(Dataset items)
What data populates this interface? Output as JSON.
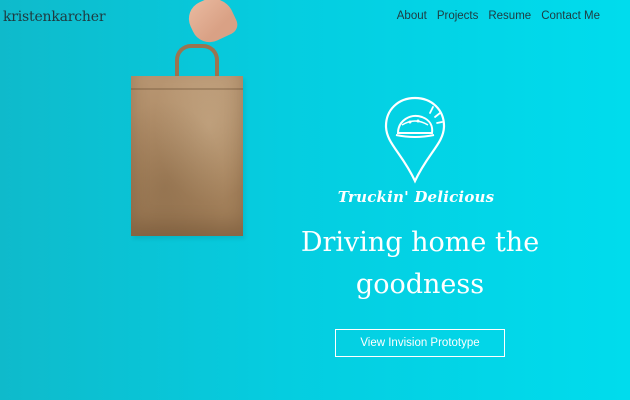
{
  "header": {
    "logo": "kristenkarcher",
    "nav": [
      {
        "label": "About"
      },
      {
        "label": "Projects"
      },
      {
        "label": "Resume"
      },
      {
        "label": "Contact Me"
      }
    ]
  },
  "hero": {
    "brand": "Truckin' Delicious",
    "headline": "Driving home the goodness",
    "cta_label": "View Invision Prototype",
    "icon": "taco-pin-icon",
    "image": "paper-bag-photo"
  },
  "colors": {
    "background_start": "#0fbacb",
    "background_end": "#00dced",
    "nav_text": "#1f3a40",
    "hero_text": "#ffffff"
  }
}
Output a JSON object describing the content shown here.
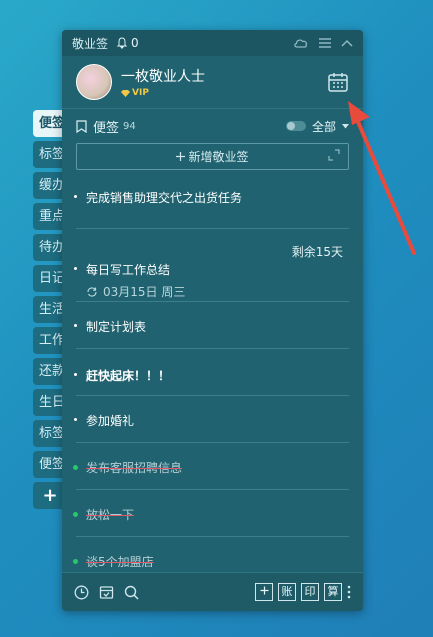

▶ [TASK BRIEF] Repeat the entries exactly and keep the pictures out of the copy.

▶ [FINAL RESULT]
What data populates this interface? Output as JSON.
{
  "header": {
    "logo": "kristenkarcher",
    "nav": [
      {
        "label": "About"
      },
      {
        "label": "Projects"
      },
      {
        "label": "Resume"
      },
      {
        "label": "Contact Me"
      }
    ]
  },
  "hero": {
    "brand": "Truckin' Delicious",
    "headline": "Driving home the goodness",
    "cta_label": "View Invision Prototype",
    "icon": "taco-pin-icon",
    "image": "paper-bag-photo"
  },
  "colors": {
    "background_start": "#0fbacb",
    "background_end": "#00dced",
    "nav_text": "#1f3a40",
    "hero_text": "#ffffff"
  }
}
Output a JSON object describing the content shown here.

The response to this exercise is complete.